● **INSTRUCTIONS FOR THE TASK**
Pick every line from the data that holds the word "parasites".

● **Dataset items**
——
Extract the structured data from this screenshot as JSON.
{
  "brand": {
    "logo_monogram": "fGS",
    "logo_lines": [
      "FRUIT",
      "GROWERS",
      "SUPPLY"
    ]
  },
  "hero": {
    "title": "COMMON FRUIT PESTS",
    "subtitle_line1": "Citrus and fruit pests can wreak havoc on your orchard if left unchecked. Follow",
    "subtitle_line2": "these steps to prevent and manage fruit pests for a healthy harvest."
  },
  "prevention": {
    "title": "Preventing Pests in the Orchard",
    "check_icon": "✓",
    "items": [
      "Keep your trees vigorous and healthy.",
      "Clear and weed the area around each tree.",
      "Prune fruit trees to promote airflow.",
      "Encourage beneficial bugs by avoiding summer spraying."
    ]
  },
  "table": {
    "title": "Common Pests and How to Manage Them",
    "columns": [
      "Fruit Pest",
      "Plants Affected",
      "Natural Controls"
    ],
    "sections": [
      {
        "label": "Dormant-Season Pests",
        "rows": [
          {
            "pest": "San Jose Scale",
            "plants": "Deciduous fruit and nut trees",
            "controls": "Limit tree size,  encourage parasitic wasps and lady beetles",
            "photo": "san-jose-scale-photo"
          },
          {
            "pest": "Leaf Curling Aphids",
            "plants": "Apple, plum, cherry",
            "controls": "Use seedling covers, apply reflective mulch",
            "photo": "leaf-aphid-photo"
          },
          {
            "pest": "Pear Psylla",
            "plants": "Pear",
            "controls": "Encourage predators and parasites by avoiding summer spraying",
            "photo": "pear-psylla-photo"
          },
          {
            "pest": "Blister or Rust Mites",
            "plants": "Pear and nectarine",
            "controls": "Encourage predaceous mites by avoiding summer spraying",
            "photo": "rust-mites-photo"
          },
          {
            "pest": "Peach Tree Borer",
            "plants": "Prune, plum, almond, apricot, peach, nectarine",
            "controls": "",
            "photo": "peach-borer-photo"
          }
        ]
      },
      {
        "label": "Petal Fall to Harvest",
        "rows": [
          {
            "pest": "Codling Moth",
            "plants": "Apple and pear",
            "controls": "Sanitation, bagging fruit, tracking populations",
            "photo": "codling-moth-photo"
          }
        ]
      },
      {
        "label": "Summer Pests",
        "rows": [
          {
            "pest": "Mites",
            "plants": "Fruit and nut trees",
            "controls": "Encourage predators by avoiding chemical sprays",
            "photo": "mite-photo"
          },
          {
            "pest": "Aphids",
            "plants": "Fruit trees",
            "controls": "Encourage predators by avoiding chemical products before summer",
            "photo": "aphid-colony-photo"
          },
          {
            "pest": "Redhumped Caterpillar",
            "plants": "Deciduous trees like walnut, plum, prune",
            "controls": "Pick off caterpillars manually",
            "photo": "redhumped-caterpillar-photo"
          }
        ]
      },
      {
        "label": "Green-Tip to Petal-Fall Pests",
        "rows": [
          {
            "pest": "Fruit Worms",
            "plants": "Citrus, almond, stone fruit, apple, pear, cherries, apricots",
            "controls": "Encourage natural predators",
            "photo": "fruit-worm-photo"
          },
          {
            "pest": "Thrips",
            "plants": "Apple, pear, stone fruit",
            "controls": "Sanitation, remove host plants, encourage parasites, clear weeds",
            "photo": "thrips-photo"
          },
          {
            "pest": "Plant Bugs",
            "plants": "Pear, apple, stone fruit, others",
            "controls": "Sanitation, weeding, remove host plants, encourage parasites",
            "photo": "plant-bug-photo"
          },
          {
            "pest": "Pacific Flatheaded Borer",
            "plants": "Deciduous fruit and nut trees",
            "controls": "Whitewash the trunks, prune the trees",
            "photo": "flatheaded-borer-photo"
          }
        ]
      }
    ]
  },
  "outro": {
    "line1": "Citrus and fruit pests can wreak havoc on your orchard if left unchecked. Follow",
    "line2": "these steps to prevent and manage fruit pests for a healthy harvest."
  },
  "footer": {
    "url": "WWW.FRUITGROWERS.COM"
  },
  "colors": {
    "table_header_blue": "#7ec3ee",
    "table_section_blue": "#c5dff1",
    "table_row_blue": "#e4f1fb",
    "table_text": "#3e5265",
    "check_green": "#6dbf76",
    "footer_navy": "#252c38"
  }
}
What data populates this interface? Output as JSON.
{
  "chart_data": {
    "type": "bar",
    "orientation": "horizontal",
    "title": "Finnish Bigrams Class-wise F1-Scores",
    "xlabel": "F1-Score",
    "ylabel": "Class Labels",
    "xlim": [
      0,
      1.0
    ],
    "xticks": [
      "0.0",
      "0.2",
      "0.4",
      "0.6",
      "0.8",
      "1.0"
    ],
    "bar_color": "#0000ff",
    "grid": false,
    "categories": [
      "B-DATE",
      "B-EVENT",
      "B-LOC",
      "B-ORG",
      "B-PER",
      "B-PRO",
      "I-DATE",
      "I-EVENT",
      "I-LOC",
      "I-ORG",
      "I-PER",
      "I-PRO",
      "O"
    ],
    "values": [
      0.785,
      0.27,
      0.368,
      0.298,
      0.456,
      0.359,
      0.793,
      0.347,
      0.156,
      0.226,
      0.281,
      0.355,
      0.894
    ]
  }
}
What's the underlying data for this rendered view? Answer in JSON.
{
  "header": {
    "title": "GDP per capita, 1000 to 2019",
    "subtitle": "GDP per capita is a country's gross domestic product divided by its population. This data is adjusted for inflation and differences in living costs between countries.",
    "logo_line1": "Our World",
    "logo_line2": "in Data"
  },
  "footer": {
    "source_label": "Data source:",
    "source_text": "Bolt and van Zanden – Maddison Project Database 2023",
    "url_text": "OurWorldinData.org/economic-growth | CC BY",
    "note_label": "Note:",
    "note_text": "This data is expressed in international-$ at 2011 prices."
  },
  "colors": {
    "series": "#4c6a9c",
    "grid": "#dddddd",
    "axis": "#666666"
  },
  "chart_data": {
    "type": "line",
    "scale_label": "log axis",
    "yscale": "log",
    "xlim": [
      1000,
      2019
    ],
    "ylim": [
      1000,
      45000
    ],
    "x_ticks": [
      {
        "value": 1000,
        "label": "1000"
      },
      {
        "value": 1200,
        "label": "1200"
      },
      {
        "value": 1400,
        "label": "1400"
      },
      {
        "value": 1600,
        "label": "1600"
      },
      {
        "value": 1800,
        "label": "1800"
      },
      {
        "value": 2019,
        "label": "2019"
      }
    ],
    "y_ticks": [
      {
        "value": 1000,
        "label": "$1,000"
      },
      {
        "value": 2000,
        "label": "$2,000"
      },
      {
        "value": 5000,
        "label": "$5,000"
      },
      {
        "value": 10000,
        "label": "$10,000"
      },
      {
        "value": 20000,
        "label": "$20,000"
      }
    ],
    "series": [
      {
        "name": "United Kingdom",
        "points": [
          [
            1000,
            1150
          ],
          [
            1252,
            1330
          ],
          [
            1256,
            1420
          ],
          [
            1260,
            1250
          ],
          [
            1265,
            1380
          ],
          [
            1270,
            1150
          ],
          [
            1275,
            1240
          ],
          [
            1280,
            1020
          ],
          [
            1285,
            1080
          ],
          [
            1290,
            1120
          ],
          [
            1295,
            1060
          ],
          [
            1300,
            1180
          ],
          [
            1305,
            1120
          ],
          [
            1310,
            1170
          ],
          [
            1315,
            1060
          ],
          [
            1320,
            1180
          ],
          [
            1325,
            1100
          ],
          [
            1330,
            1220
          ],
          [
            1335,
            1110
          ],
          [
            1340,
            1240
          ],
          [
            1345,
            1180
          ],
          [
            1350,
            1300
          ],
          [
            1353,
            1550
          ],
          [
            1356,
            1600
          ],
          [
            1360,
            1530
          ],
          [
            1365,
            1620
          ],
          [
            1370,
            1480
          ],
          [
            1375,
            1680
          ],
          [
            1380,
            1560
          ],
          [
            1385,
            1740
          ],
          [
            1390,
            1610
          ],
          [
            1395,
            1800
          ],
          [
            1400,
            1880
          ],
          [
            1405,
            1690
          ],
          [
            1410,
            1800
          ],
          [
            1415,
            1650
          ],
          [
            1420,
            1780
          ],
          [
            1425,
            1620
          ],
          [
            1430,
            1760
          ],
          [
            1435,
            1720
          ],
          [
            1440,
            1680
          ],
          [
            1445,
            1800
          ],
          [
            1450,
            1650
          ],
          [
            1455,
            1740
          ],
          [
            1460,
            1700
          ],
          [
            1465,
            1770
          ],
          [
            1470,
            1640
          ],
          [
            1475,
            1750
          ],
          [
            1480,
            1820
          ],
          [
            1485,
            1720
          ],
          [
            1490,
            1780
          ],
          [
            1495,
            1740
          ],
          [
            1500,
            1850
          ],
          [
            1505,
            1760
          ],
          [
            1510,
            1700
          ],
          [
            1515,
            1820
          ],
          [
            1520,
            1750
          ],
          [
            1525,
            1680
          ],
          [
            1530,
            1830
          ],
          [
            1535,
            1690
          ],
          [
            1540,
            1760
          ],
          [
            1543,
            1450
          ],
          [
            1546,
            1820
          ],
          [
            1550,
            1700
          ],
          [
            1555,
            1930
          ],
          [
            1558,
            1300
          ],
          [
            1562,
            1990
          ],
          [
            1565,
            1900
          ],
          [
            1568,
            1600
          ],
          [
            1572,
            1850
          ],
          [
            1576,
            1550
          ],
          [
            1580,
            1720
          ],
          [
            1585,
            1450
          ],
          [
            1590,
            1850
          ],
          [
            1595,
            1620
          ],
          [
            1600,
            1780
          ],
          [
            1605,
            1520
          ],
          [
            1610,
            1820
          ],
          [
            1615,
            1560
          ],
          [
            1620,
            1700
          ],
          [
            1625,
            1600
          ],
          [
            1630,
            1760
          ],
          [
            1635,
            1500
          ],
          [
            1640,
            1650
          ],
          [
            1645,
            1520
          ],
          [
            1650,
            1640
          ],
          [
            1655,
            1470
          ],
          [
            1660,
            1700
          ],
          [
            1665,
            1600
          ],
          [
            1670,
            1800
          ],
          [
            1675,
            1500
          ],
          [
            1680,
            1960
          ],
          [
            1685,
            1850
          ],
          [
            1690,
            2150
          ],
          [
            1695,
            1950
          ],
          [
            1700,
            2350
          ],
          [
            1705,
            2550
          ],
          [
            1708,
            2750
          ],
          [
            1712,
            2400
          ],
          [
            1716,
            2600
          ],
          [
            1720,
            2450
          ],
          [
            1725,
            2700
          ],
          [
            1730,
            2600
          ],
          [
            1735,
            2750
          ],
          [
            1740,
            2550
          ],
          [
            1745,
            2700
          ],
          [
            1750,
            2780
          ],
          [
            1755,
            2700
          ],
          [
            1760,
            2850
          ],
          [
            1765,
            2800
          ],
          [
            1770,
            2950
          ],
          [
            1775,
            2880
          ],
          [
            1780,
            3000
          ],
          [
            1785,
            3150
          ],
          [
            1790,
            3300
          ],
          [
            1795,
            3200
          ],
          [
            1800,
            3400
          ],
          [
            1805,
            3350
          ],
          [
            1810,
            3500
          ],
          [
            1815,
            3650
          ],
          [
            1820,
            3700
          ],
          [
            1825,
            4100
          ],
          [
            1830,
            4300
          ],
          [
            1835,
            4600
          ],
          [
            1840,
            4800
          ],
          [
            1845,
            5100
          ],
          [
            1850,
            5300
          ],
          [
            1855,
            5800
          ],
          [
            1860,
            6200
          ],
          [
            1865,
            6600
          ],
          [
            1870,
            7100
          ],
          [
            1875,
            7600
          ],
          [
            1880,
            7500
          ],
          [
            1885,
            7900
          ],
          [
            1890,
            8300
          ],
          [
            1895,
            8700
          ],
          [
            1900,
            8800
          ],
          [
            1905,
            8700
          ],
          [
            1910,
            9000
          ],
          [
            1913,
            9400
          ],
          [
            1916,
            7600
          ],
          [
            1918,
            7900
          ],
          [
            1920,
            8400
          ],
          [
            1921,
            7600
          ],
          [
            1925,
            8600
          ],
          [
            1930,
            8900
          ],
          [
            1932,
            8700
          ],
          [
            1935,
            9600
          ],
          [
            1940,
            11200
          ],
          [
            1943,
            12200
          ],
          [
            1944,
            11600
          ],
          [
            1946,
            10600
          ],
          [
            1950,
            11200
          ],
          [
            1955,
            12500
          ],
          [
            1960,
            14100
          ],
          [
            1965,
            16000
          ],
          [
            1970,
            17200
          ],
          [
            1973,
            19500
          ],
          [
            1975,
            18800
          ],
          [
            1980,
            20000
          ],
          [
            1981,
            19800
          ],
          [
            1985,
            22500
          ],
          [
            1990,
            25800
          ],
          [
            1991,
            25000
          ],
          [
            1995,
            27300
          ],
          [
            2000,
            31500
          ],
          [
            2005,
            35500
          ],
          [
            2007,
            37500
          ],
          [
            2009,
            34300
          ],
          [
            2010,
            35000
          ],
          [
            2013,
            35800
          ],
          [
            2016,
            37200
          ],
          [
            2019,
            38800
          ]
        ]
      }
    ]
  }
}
——
● **OUTPUT BELOW**
            "controls": "Encourage predators and parasites by avoiding summer spraying",
            "controls": "Sanitation, remove host plants, encourage parasites, clear weeds",
            "controls": "Sanitation, weeding, remove host plants, encourage parasites",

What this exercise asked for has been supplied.